● INSTRUCTION: Your task is to repeat all of the data exactly while excluding the pictures.

[Saved data entries]
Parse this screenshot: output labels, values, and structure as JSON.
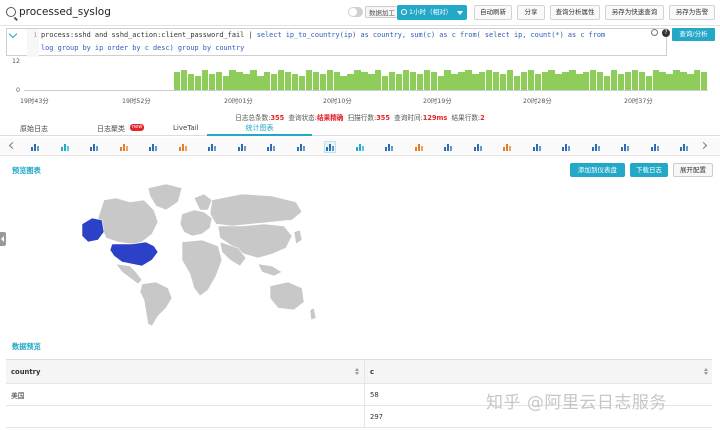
{
  "header": {
    "logstore_title": "processed_syslog",
    "toggle_label": "数据加工",
    "time_range": "1小时（相对）",
    "buttons": [
      "自动刷新",
      "分享",
      "查询分析属性",
      "另存为快速查询",
      "另存为告警"
    ]
  },
  "query": {
    "line_numbers": [
      "1",
      ""
    ],
    "line1_plain": "process:sshd and sshd_action:client_password_fail",
    "line1_sep": " | ",
    "line1_sql": "select ip_to_country(ip) as country, sum(c) as c from( select ip, count(*) as c from",
    "line2_sql": "log group by ip order by c desc) group by country",
    "search_button": "查询/分析"
  },
  "histogram": {
    "y_max_label": "12",
    "y_min_label": "0",
    "time_ticks": [
      "19时43分",
      "19时52分",
      "20时01分",
      "20时10分",
      "20时19分",
      "20时28分",
      "20时37分"
    ],
    "values": [
      9,
      10,
      8,
      7,
      10,
      8,
      9,
      7,
      10,
      9,
      8,
      10,
      7,
      9,
      8,
      10,
      9,
      8,
      7,
      10,
      9,
      8,
      10,
      9,
      7,
      8,
      10,
      9,
      8,
      10,
      7,
      9,
      8,
      10,
      9,
      8,
      10,
      9,
      7,
      10,
      8,
      9,
      10,
      8,
      9,
      10,
      9,
      8,
      10,
      7,
      9,
      10,
      8,
      9,
      10,
      8,
      9,
      10,
      8,
      9,
      10,
      9,
      7,
      10,
      8,
      9,
      10,
      9,
      7,
      10,
      9,
      8,
      10,
      9,
      8,
      10,
      9
    ]
  },
  "status": {
    "total_label": "日志总条数:",
    "total_value": "355",
    "state_label": "查询状态:",
    "state_value": "结果精确",
    "scanned_label": "扫描行数:",
    "scanned_value": "355",
    "time_label": "查询时间:",
    "time_value": "129ms",
    "rows_label": "结果行数:",
    "rows_value": "2"
  },
  "tabs": {
    "raw_logs": "原始日志",
    "log_clustering": "日志聚类",
    "new_badge": "new",
    "livetail": "LiveTail",
    "stat_chart": "统计图表"
  },
  "chart_types": [
    "table-icon",
    "line-chart-icon",
    "bar-chart-icon",
    "row-bar-icon",
    "pie-chart-icon",
    "area-chart-icon",
    "single-value-icon",
    "progress-bar-icon",
    "word-icon",
    "china-map-icon",
    "world-map-icon",
    "amap-icon",
    "flow-chart-icon",
    "sankey-icon",
    "bubble-icon",
    "word-cloud-icon",
    "funnel-icon",
    "treemap-icon",
    "radar-icon",
    "timeline-icon",
    "heatmap-icon",
    "tree-icon",
    "dashboard-icon"
  ],
  "preview": {
    "title": "预览图表",
    "add_dashboard": "添加到仪表盘",
    "download_log": "下载日志",
    "expand_config": "展开配置",
    "highlight_color": "#2a41c8",
    "land_color": "#c8c8c8"
  },
  "data_preview": {
    "title": "数据预览",
    "columns": [
      "country",
      "c"
    ],
    "rows": [
      [
        "美国",
        "58"
      ],
      [
        "",
        "297"
      ]
    ]
  },
  "chart_data": {
    "type": "map",
    "categories": [
      "美国",
      ""
    ],
    "values": [
      58,
      297
    ],
    "title": "",
    "xlabel": "",
    "ylabel": ""
  },
  "watermark": "知乎 @阿里云日志服务"
}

● THE RESPONSE:
Parse this screenshot: output labels, values, and structure as JSON.
{
  "header": {
    "logstore_title": "processed_syslog",
    "toggle_label": "数据加工",
    "time_range": "1小时（相对）",
    "buttons": [
      "自动刷新",
      "分享",
      "查询分析属性",
      "另存为快速查询",
      "另存为告警"
    ]
  },
  "query": {
    "line_numbers": [
      "1",
      ""
    ],
    "line1_plain": "process:sshd and sshd_action:client_password_fail",
    "line1_sep": " | ",
    "line1_sql": "select ip_to_country(ip) as country, sum(c) as c from( select ip, count(*) as c from",
    "line2_sql": "log group by ip order by c desc) group by country",
    "search_button": "查询/分析"
  },
  "histogram": {
    "y_max_label": "12",
    "y_min_label": "0",
    "time_ticks": [
      "19时43分",
      "19时52分",
      "20时01分",
      "20时10分",
      "20时19分",
      "20时28分",
      "20时37分"
    ],
    "values": [
      9,
      10,
      8,
      7,
      10,
      8,
      9,
      7,
      10,
      9,
      8,
      10,
      7,
      9,
      8,
      10,
      9,
      8,
      7,
      10,
      9,
      8,
      10,
      9,
      7,
      8,
      10,
      9,
      8,
      10,
      7,
      9,
      8,
      10,
      9,
      8,
      10,
      9,
      7,
      10,
      8,
      9,
      10,
      8,
      9,
      10,
      9,
      8,
      10,
      7,
      9,
      10,
      8,
      9,
      10,
      8,
      9,
      10,
      8,
      9,
      10,
      9,
      7,
      10,
      8,
      9,
      10,
      9,
      7,
      10,
      9,
      8,
      10,
      9,
      8,
      10,
      9
    ]
  },
  "status": {
    "total_label": "日志总条数:",
    "total_value": "355",
    "state_label": "查询状态:",
    "state_value": "结果精确",
    "scanned_label": "扫描行数:",
    "scanned_value": "355",
    "time_label": "查询时间:",
    "time_value": "129ms",
    "rows_label": "结果行数:",
    "rows_value": "2"
  },
  "tabs": {
    "raw_logs": "原始日志",
    "log_clustering": "日志聚类",
    "new_badge": "new",
    "livetail": "LiveTail",
    "stat_chart": "统计图表"
  },
  "chart_types": [
    "table-icon",
    "line-chart-icon",
    "bar-chart-icon",
    "row-bar-icon",
    "pie-chart-icon",
    "area-chart-icon",
    "single-value-icon",
    "progress-bar-icon",
    "word-icon",
    "china-map-icon",
    "world-map-icon",
    "amap-icon",
    "flow-chart-icon",
    "sankey-icon",
    "bubble-icon",
    "word-cloud-icon",
    "funnel-icon",
    "treemap-icon",
    "radar-icon",
    "timeline-icon",
    "heatmap-icon",
    "tree-icon",
    "dashboard-icon"
  ],
  "preview": {
    "title": "预览图表",
    "add_dashboard": "添加到仪表盘",
    "download_log": "下载日志",
    "expand_config": "展开配置",
    "highlight_color": "#2a41c8",
    "land_color": "#c8c8c8"
  },
  "data_preview": {
    "title": "数据预览",
    "columns": [
      "country",
      "c"
    ],
    "rows": [
      [
        "美国",
        "58"
      ],
      [
        "",
        "297"
      ]
    ]
  },
  "chart_data": {
    "type": "map",
    "categories": [
      "美国",
      ""
    ],
    "values": [
      58,
      297
    ],
    "title": "",
    "xlabel": "",
    "ylabel": ""
  },
  "watermark": "知乎 @阿里云日志服务"
}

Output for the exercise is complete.